- _YOUR GOAL_:
Every entry that follows should be repeated exactly; drop the images.

Begin MATERIAL

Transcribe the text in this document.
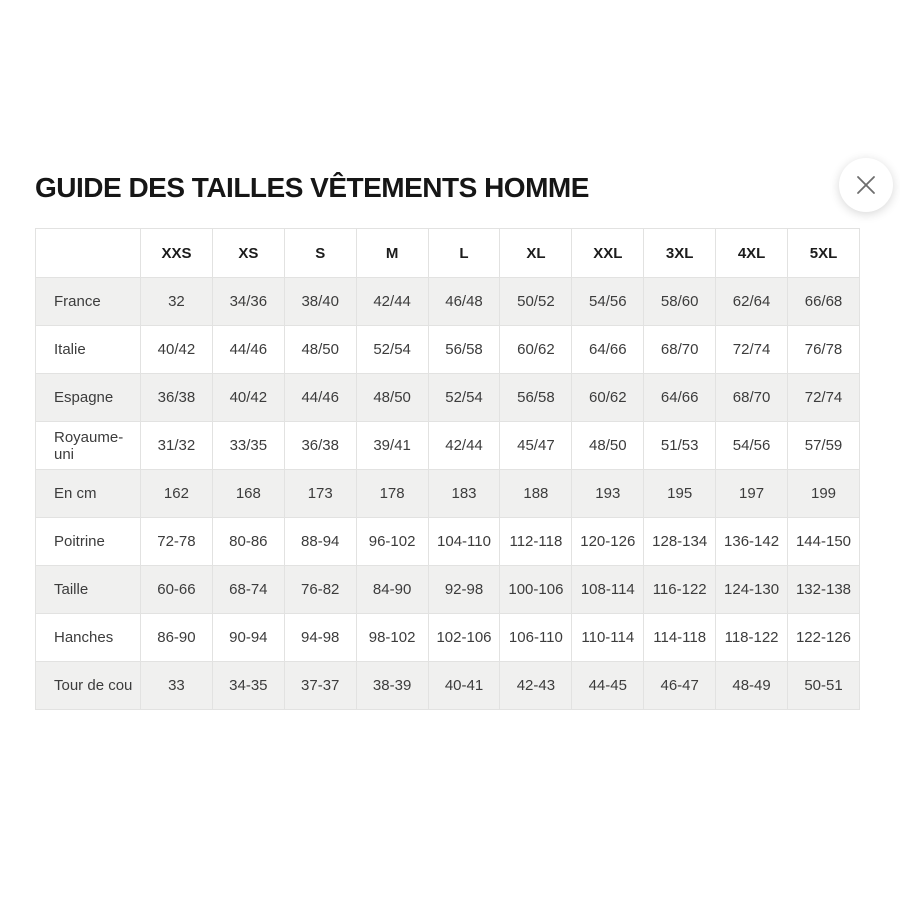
GUIDE DES TAILLES VÊTEMENTS HOMME
	XXS	XS	S	M	L	XL	XXL	3XL	4XL	5XL
France	32	34/36	38/40	42/44	46/48	50/52	54/56	58/60	62/64	66/68
Italie	40/42	44/46	48/50	52/54	56/58	60/62	64/66	68/70	72/74	76/78
Espagne	36/38	40/42	44/46	48/50	52/54	56/58	60/62	64/66	68/70	72/74
Royaume-uni	31/32	33/35	36/38	39/41	42/44	45/47	48/50	51/53	54/56	57/59
En cm	162	168	173	178	183	188	193	195	197	199
Poitrine	72-78	80-86	88-94	96-102	104-110	112-118	120-126	128-134	136-142	144-150
Taille	60-66	68-74	76-82	84-90	92-98	100-106	108-114	116-122	124-130	132-138
Hanches	86-90	90-94	94-98	98-102	102-106	106-110	110-114	114-118	118-122	122-126
Tour de cou	33	34-35	37-37	38-39	40-41	42-43	44-45	46-47	48-49	50-51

End MATERIAL

- _SOLVED EXERCISE_:
Transcribe the text in this document.
GUIDE DES TAILLES VÊTEMENTS HOMME
	XXS	XS	S	M	L	XL	XXL	3XL	4XL	5XL
France	32	34/36	38/40	42/44	46/48	50/52	54/56	58/60	62/64	66/68
Italie	40/42	44/46	48/50	52/54	56/58	60/62	64/66	68/70	72/74	76/78
Espagne	36/38	40/42	44/46	48/50	52/54	56/58	60/62	64/66	68/70	72/74
Royaume-uni	31/32	33/35	36/38	39/41	42/44	45/47	48/50	51/53	54/56	57/59
En cm	162	168	173	178	183	188	193	195	197	199
Poitrine	72-78	80-86	88-94	96-102	104-110	112-118	120-126	128-134	136-142	144-150
Taille	60-66	68-74	76-82	84-90	92-98	100-106	108-114	116-122	124-130	132-138
Hanches	86-90	90-94	94-98	98-102	102-106	106-110	110-114	114-118	118-122	122-126
Tour de cou	33	34-35	37-37	38-39	40-41	42-43	44-45	46-47	48-49	50-51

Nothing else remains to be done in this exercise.